### WHAT YOU ARE ASKED TO DO:
Copy out the entries exactly, from the first line to the last.

### TASK DATA:

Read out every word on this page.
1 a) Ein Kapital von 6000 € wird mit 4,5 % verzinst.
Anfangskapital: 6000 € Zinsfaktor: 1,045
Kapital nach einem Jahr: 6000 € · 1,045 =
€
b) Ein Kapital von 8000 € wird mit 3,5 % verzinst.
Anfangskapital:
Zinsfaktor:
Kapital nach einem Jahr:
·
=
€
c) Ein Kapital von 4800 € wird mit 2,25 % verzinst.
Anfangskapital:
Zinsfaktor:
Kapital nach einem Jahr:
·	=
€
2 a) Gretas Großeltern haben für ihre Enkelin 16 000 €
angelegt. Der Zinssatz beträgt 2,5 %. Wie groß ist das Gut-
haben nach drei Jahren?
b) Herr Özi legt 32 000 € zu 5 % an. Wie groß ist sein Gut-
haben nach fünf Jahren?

### RESULT OF THIS EXERCISE:
Read out every word on this page.
1 a) Ein Kapital von 6000 € wird mit 4,5 % verzinst.
Anfangskapital: 6000 € Zinsfaktor: 1,045
Kapital nach einem Jahr: 6000 € · 1,045 =
€
b) Ein Kapital von 8000 € wird mit 3,5 % verzinst.
Anfangskapital:
Zinsfaktor:
Kapital nach einem Jahr:
·
=
€
c) Ein Kapital von 4800 € wird mit 2,25 % verzinst.
Anfangskapital:
Zinsfaktor:
Kapital nach einem Jahr:
·	=
€
2 a) Gretas Großeltern haben für ihre Enkelin 16 000 €
angelegt. Der Zinssatz beträgt 2,5 %. Wie groß ist das Gut-
haben nach drei Jahren?
b) Herr Özi legt 32 000 € zu 5 % an. Wie groß ist sein Gut-
haben nach fünf Jahren?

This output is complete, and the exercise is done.